Take down each entry exactly as written.

[Collection entries]
──────
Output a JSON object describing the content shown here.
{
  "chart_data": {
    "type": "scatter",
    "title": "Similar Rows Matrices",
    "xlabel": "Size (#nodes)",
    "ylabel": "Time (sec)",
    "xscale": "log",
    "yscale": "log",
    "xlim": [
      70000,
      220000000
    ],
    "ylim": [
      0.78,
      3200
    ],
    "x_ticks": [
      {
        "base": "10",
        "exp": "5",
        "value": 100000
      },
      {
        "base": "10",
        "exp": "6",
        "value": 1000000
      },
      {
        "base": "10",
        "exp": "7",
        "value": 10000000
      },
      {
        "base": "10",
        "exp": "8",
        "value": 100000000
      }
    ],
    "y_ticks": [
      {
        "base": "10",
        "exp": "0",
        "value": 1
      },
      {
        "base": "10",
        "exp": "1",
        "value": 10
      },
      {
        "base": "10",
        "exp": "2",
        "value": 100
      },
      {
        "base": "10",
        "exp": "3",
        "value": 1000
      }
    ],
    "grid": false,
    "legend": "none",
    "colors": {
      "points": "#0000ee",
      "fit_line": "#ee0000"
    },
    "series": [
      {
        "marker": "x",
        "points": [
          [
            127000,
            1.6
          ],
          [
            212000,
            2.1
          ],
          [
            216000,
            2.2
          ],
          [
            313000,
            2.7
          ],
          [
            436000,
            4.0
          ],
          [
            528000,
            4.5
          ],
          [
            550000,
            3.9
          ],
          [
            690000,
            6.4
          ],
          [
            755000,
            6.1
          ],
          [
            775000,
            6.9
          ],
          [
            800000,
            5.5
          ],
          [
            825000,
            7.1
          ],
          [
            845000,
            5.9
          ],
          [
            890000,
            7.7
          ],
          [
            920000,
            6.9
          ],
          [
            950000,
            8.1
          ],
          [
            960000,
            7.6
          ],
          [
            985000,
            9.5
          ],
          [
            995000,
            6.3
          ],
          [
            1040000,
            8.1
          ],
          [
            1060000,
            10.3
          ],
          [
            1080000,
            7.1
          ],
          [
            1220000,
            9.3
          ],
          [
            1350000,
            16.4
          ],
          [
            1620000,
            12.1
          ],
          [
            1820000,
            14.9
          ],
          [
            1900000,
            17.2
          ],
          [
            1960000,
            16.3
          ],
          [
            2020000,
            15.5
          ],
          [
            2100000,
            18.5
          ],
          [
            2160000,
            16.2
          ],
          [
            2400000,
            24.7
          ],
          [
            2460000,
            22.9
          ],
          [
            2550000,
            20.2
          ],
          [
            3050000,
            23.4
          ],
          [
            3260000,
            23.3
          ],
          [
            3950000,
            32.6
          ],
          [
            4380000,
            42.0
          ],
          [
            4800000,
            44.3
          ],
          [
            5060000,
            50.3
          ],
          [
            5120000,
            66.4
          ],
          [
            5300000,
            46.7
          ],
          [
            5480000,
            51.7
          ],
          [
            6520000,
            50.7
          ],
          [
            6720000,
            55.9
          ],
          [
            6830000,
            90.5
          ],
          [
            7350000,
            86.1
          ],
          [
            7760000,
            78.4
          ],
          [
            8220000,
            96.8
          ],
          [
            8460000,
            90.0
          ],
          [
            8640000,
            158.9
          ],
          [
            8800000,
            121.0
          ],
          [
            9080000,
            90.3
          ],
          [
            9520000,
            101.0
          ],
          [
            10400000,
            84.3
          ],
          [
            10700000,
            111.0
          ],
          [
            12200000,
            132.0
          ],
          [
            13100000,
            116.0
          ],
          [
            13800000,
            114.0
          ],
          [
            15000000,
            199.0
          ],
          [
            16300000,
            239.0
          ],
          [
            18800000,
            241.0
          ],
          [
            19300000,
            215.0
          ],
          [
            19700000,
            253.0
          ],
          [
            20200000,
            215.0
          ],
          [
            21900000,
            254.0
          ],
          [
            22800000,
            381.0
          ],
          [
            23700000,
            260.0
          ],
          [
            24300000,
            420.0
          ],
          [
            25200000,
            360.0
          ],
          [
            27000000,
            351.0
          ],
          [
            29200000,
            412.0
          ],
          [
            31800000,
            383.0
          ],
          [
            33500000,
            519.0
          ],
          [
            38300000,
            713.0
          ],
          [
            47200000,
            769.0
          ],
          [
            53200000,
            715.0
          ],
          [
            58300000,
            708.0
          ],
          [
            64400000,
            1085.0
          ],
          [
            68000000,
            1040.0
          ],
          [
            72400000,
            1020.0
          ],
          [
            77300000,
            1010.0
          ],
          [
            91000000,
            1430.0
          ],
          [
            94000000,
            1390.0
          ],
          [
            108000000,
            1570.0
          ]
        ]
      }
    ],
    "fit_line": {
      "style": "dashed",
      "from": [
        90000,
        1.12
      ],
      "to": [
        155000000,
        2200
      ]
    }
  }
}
──────
▶ **EXPECTED ANSWER**:
Output a JSON object describing the content shown here.
{
  "chart_data": {
    "type": "scatter",
    "title": "Similar Rows Matrices",
    "xlabel": "Size (#nodes)",
    "ylabel": "Time (sec)",
    "xscale": "log",
    "yscale": "log",
    "xlim": [
      70000,
      220000000
    ],
    "ylim": [
      0.78,
      3200
    ],
    "x_ticks": [
      {
        "base": "10",
        "exp": "5",
        "value": 100000
      },
      {
        "base": "10",
        "exp": "6",
        "value": 1000000
      },
      {
        "base": "10",
        "exp": "7",
        "value": 10000000
      },
      {
        "base": "10",
        "exp": "8",
        "value": 100000000
      }
    ],
    "y_ticks": [
      {
        "base": "10",
        "exp": "0",
        "value": 1
      },
      {
        "base": "10",
        "exp": "1",
        "value": 10
      },
      {
        "base": "10",
        "exp": "2",
        "value": 100
      },
      {
        "base": "10",
        "exp": "3",
        "value": 1000
      }
    ],
    "grid": false,
    "legend": "none",
    "colors": {
      "points": "#0000ee",
      "fit_line": "#ee0000"
    },
    "series": [
      {
        "marker": "x",
        "points": [
          [
            127000,
            1.6
          ],
          [
            212000,
            2.1
          ],
          [
            216000,
            2.2
          ],
          [
            313000,
            2.7
          ],
          [
            436000,
            4.0
          ],
          [
            528000,
            4.5
          ],
          [
            550000,
            3.9
          ],
          [
            690000,
            6.4
          ],
          [
            755000,
            6.1
          ],
          [
            775000,
            6.9
          ],
          [
            800000,
            5.5
          ],
          [
            825000,
            7.1
          ],
          [
            845000,
            5.9
          ],
          [
            890000,
            7.7
          ],
          [
            920000,
            6.9
          ],
          [
            950000,
            8.1
          ],
          [
            960000,
            7.6
          ],
          [
            985000,
            9.5
          ],
          [
            995000,
            6.3
          ],
          [
            1040000,
            8.1
          ],
          [
            1060000,
            10.3
          ],
          [
            1080000,
            7.1
          ],
          [
            1220000,
            9.3
          ],
          [
            1350000,
            16.4
          ],
          [
            1620000,
            12.1
          ],
          [
            1820000,
            14.9
          ],
          [
            1900000,
            17.2
          ],
          [
            1960000,
            16.3
          ],
          [
            2020000,
            15.5
          ],
          [
            2100000,
            18.5
          ],
          [
            2160000,
            16.2
          ],
          [
            2400000,
            24.7
          ],
          [
            2460000,
            22.9
          ],
          [
            2550000,
            20.2
          ],
          [
            3050000,
            23.4
          ],
          [
            3260000,
            23.3
          ],
          [
            3950000,
            32.6
          ],
          [
            4380000,
            42.0
          ],
          [
            4800000,
            44.3
          ],
          [
            5060000,
            50.3
          ],
          [
            5120000,
            66.4
          ],
          [
            5300000,
            46.7
          ],
          [
            5480000,
            51.7
          ],
          [
            6520000,
            50.7
          ],
          [
            6720000,
            55.9
          ],
          [
            6830000,
            90.5
          ],
          [
            7350000,
            86.1
          ],
          [
            7760000,
            78.4
          ],
          [
            8220000,
            96.8
          ],
          [
            8460000,
            90.0
          ],
          [
            8640000,
            158.9
          ],
          [
            8800000,
            121.0
          ],
          [
            9080000,
            90.3
          ],
          [
            9520000,
            101.0
          ],
          [
            10400000,
            84.3
          ],
          [
            10700000,
            111.0
          ],
          [
            12200000,
            132.0
          ],
          [
            13100000,
            116.0
          ],
          [
            13800000,
            114.0
          ],
          [
            15000000,
            199.0
          ],
          [
            16300000,
            239.0
          ],
          [
            18800000,
            241.0
          ],
          [
            19300000,
            215.0
          ],
          [
            19700000,
            253.0
          ],
          [
            20200000,
            215.0
          ],
          [
            21900000,
            254.0
          ],
          [
            22800000,
            381.0
          ],
          [
            23700000,
            260.0
          ],
          [
            24300000,
            420.0
          ],
          [
            25200000,
            360.0
          ],
          [
            27000000,
            351.0
          ],
          [
            29200000,
            412.0
          ],
          [
            31800000,
            383.0
          ],
          [
            33500000,
            519.0
          ],
          [
            38300000,
            713.0
          ],
          [
            47200000,
            769.0
          ],
          [
            53200000,
            715.0
          ],
          [
            58300000,
            708.0
          ],
          [
            64400000,
            1085.0
          ],
          [
            68000000,
            1040.0
          ],
          [
            72400000,
            1020.0
          ],
          [
            77300000,
            1010.0
          ],
          [
            91000000,
            1430.0
          ],
          [
            94000000,
            1390.0
          ],
          [
            108000000,
            1570.0
          ]
        ]
      }
    ],
    "fit_line": {
      "style": "dashed",
      "from": [
        90000,
        1.12
      ],
      "to": [
        155000000,
        2200
      ]
    }
  }
}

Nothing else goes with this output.